* [GIVEN EXERCISE]
Every entry here needs to be repeated exactly.

* [DATA]
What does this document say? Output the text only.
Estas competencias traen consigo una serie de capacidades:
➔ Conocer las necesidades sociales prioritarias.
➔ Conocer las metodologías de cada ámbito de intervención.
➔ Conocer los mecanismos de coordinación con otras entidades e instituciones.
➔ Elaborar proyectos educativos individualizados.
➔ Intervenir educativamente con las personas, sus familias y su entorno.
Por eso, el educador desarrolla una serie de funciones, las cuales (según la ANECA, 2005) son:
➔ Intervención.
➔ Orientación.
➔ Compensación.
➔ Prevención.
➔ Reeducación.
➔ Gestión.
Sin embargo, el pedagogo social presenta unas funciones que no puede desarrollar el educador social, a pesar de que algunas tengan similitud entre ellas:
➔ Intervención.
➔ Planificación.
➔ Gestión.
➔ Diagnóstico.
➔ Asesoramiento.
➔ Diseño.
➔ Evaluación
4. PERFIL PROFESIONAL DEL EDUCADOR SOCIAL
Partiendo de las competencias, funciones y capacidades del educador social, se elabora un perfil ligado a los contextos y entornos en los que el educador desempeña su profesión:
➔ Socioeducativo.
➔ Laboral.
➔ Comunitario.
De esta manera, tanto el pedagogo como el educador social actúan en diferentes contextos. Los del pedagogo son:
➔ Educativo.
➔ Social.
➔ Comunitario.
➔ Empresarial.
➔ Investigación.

* [OUTPUT OF THE TASK]
What does this document say? Output the text only.
Estas competencias traen consigo una serie de capacidades:
➔ Conocer las necesidades sociales prioritarias.
➔ Conocer las metodologías de cada ámbito de intervención.
➔ Conocer los mecanismos de coordinación con otras entidades e instituciones.
➔ Elaborar proyectos educativos individualizados.
➔ Intervenir educativamente con las personas, sus familias y su entorno.
Por eso, el educador desarrolla una serie de funciones, las cuales (según la ANECA, 2005) son:
➔ Intervención.
➔ Orientación.
➔ Compensación.
➔ Prevención.
➔ Reeducación.
➔ Gestión.
Sin embargo, el pedagogo social presenta unas funciones que no puede desarrollar el educador social, a pesar de que algunas tengan similitud entre ellas:
➔ Intervención.
➔ Planificación.
➔ Gestión.
➔ Diagnóstico.
➔ Asesoramiento.
➔ Diseño.
➔ Evaluación
4. PERFIL PROFESIONAL DEL EDUCADOR SOCIAL
Partiendo de las competencias, funciones y capacidades del educador social, se elabora un perfil ligado a los contextos y entornos en los que el educador desempeña su profesión:
➔ Socioeducativo.
➔ Laboral.
➔ Comunitario.
De esta manera, tanto el pedagogo como el educador social actúan en diferentes contextos. Los del pedagogo son:
➔ Educativo.
➔ Social.
➔ Comunitario.
➔ Empresarial.
➔ Investigación.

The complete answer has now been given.